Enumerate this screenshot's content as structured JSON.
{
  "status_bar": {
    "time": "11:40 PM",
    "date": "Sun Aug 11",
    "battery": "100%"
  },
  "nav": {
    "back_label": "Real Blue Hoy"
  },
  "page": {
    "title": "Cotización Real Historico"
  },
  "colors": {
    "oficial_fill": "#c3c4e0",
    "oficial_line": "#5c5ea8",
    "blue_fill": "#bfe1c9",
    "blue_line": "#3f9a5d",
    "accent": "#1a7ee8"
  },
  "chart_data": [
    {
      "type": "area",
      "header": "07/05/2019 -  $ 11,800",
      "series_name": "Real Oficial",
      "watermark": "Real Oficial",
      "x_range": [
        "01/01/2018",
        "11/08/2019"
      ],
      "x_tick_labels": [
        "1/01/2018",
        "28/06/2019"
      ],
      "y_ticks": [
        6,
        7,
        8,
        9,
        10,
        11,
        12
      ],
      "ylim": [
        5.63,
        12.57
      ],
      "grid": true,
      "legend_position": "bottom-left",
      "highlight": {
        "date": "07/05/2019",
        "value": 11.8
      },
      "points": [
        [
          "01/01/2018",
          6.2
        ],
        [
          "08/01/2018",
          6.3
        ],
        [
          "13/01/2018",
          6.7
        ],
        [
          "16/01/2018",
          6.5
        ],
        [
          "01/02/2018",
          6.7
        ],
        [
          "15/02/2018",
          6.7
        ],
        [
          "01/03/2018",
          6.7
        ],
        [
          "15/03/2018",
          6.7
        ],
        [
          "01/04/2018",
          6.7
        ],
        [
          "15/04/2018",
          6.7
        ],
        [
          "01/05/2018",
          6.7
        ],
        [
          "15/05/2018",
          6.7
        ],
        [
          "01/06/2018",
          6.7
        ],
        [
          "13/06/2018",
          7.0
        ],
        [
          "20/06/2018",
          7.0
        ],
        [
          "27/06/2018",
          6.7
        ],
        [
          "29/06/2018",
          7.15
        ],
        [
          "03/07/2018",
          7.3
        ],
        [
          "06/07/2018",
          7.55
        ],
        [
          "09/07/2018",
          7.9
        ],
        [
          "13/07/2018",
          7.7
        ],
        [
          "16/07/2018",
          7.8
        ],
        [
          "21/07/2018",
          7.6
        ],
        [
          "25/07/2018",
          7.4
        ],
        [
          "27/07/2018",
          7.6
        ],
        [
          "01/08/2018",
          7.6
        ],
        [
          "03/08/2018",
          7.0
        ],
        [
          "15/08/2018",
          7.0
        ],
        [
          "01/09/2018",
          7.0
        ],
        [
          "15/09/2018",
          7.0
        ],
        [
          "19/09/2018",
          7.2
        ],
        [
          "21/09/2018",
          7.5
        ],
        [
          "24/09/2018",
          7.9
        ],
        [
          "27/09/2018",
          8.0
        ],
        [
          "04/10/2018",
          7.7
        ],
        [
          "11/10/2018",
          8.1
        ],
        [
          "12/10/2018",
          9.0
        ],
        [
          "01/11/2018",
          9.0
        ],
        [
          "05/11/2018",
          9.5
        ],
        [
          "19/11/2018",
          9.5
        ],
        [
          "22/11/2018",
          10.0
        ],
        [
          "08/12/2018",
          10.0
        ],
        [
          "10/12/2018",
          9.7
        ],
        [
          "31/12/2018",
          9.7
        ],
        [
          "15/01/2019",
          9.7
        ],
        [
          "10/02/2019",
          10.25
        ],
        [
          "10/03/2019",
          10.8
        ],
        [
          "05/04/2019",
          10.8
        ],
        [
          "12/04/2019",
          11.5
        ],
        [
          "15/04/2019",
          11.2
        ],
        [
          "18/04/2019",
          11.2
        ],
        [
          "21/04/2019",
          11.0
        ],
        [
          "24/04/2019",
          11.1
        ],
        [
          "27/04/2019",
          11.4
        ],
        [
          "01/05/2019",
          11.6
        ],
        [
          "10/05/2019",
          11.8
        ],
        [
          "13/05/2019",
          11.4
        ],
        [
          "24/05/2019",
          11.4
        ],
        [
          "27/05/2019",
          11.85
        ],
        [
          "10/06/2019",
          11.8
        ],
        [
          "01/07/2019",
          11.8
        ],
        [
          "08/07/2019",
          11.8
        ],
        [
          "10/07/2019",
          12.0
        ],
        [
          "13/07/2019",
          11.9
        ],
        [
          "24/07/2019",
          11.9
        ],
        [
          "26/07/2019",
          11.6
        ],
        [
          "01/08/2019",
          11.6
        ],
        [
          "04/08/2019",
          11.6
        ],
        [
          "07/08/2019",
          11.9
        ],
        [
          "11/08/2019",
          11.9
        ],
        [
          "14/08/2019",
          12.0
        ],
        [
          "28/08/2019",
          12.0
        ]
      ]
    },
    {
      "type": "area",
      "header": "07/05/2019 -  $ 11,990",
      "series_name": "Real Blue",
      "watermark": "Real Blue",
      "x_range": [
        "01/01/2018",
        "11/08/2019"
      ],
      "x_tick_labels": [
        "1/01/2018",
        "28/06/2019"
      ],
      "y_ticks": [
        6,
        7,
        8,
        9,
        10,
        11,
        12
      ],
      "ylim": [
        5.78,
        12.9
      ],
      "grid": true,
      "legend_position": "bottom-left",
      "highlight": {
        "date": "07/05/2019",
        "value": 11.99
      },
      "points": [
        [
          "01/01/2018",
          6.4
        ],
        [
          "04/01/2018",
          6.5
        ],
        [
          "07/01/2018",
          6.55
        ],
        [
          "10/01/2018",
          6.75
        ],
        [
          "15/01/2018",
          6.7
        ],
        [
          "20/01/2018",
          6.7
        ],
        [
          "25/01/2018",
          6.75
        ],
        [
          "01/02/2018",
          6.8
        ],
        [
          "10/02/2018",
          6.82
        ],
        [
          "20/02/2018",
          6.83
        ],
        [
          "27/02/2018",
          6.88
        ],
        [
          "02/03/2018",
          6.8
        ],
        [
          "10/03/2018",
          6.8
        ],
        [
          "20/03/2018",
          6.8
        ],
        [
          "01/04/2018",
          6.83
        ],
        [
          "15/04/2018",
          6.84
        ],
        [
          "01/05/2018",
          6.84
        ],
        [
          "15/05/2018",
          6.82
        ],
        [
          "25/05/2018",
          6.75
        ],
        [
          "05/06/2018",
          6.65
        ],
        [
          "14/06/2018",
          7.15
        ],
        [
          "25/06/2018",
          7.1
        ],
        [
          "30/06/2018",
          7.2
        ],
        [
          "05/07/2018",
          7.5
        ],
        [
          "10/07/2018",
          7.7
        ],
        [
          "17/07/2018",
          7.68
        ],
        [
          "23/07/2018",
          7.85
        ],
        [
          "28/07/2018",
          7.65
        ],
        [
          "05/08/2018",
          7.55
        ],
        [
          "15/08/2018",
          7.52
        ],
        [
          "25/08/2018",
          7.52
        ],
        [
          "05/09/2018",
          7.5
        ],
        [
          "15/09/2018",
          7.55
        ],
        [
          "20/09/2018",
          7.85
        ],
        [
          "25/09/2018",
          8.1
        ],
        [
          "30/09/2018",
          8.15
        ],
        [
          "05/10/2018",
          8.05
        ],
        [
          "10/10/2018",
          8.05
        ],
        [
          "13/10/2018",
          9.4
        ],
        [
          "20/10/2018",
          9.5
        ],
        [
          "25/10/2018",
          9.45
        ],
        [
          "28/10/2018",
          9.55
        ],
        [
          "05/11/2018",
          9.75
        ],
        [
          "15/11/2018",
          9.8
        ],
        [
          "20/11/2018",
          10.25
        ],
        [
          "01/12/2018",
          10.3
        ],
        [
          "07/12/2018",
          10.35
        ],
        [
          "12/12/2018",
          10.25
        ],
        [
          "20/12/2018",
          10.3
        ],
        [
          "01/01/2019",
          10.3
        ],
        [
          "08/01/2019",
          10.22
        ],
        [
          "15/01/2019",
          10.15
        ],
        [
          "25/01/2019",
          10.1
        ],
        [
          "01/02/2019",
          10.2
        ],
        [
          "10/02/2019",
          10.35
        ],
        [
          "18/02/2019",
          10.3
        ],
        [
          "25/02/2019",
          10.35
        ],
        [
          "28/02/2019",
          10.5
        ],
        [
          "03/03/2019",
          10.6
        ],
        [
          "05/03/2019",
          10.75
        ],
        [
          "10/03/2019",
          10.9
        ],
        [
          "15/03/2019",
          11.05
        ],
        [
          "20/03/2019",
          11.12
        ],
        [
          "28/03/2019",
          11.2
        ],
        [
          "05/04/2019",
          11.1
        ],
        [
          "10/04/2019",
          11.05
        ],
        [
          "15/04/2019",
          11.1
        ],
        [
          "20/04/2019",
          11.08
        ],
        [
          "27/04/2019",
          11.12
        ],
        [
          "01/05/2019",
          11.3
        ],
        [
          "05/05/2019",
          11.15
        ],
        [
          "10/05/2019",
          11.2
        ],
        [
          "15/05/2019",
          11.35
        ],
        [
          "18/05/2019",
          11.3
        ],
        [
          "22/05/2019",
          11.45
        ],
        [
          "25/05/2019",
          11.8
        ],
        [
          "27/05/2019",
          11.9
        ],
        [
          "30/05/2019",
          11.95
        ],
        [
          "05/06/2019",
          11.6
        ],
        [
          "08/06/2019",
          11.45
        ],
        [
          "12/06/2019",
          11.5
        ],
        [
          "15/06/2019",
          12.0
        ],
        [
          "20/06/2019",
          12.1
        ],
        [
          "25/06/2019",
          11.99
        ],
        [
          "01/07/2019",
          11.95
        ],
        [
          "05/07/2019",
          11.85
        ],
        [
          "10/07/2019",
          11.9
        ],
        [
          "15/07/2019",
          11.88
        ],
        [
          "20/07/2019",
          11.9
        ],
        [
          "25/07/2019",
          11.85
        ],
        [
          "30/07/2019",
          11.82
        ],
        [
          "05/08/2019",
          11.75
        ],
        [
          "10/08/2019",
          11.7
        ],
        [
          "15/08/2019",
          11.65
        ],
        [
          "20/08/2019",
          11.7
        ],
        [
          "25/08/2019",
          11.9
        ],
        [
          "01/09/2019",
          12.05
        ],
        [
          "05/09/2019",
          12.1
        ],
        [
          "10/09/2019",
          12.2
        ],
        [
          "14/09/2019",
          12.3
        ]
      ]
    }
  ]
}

=======

**YOUR TASK**
What is the number of lines in the data above that include the word "watermark"? Answer with that number only.

**FINAL ANSWER**
2